→ Goal
Your task is to transcribe all of the data below exactly, omitting the images.

====

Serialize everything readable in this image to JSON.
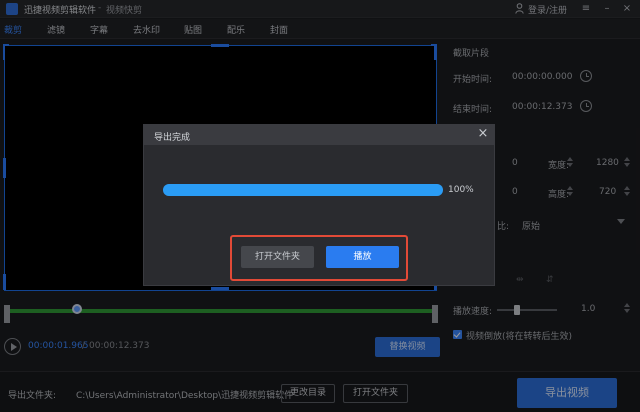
{
  "app": {
    "title": "迅捷视频剪辑软件",
    "separator": "-",
    "subtitle": "视频快剪",
    "login": "登录/注册"
  },
  "tabs": [
    {
      "label": "裁剪",
      "active": true
    },
    {
      "label": "滤镜",
      "active": false
    },
    {
      "label": "字幕",
      "active": false
    },
    {
      "label": "去水印",
      "active": false
    },
    {
      "label": "贴图",
      "active": false
    },
    {
      "label": "配乐",
      "active": false
    },
    {
      "label": "封面",
      "active": false
    }
  ],
  "right_panel": {
    "section_title": "截取片段",
    "start_label": "开始时间:",
    "start_value": "00:00:00.000",
    "end_label": "结束时间:",
    "end_value": "00:00:12.373",
    "x_value": "0",
    "width_label": "宽度:",
    "width_value": "1280",
    "y_value": "0",
    "height_label": "高度:",
    "height_value": "720",
    "ratio_label": "比:",
    "ratio_value": "原始",
    "speed_label": "播放速度:",
    "speed_value": "1.0",
    "reverse_label": "视频倒放(将在转转后生效)",
    "reverse_checked": true
  },
  "player": {
    "time_current": "00:00:01.965",
    "time_sep": "/",
    "time_total": "00:00:12.373",
    "replace_label": "替换视频"
  },
  "bottom": {
    "output_label": "导出文件夹:",
    "output_path": "C:\\Users\\Administrator\\Desktop\\迅捷视频剪辑软件",
    "change_dir": "更改目录",
    "open_folder": "打开文件夹",
    "export": "导出视频"
  },
  "dialog": {
    "title": "导出完成",
    "close": "×",
    "progress_value": 100,
    "progress_text": "100%",
    "open_folder": "打开文件夹",
    "play": "播放"
  },
  "colors": {
    "accent": "#2c6ed8",
    "progress": "#2a9cf5",
    "highlight": "#e24a37",
    "timeline": "#2f9a36"
  }
}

====

→ Result for this exercise
Serialize everything readable in this image to JSON.
{
  "app": {
    "title": "迅捷视频剪辑软件",
    "separator": "-",
    "subtitle": "视频快剪",
    "login": "登录/注册"
  },
  "tabs": [
    {
      "label": "裁剪",
      "active": true
    },
    {
      "label": "滤镜",
      "active": false
    },
    {
      "label": "字幕",
      "active": false
    },
    {
      "label": "去水印",
      "active": false
    },
    {
      "label": "贴图",
      "active": false
    },
    {
      "label": "配乐",
      "active": false
    },
    {
      "label": "封面",
      "active": false
    }
  ],
  "right_panel": {
    "section_title": "截取片段",
    "start_label": "开始时间:",
    "start_value": "00:00:00.000",
    "end_label": "结束时间:",
    "end_value": "00:00:12.373",
    "x_value": "0",
    "width_label": "宽度:",
    "width_value": "1280",
    "y_value": "0",
    "height_label": "高度:",
    "height_value": "720",
    "ratio_label": "比:",
    "ratio_value": "原始",
    "speed_label": "播放速度:",
    "speed_value": "1.0",
    "reverse_label": "视频倒放(将在转转后生效)",
    "reverse_checked": true
  },
  "player": {
    "time_current": "00:00:01.965",
    "time_sep": "/",
    "time_total": "00:00:12.373",
    "replace_label": "替换视频"
  },
  "bottom": {
    "output_label": "导出文件夹:",
    "output_path": "C:\\Users\\Administrator\\Desktop\\迅捷视频剪辑软件",
    "change_dir": "更改目录",
    "open_folder": "打开文件夹",
    "export": "导出视频"
  },
  "dialog": {
    "title": "导出完成",
    "close": "×",
    "progress_value": 100,
    "progress_text": "100%",
    "open_folder": "打开文件夹",
    "play": "播放"
  },
  "colors": {
    "accent": "#2c6ed8",
    "progress": "#2a9cf5",
    "highlight": "#e24a37",
    "timeline": "#2f9a36"
  }
}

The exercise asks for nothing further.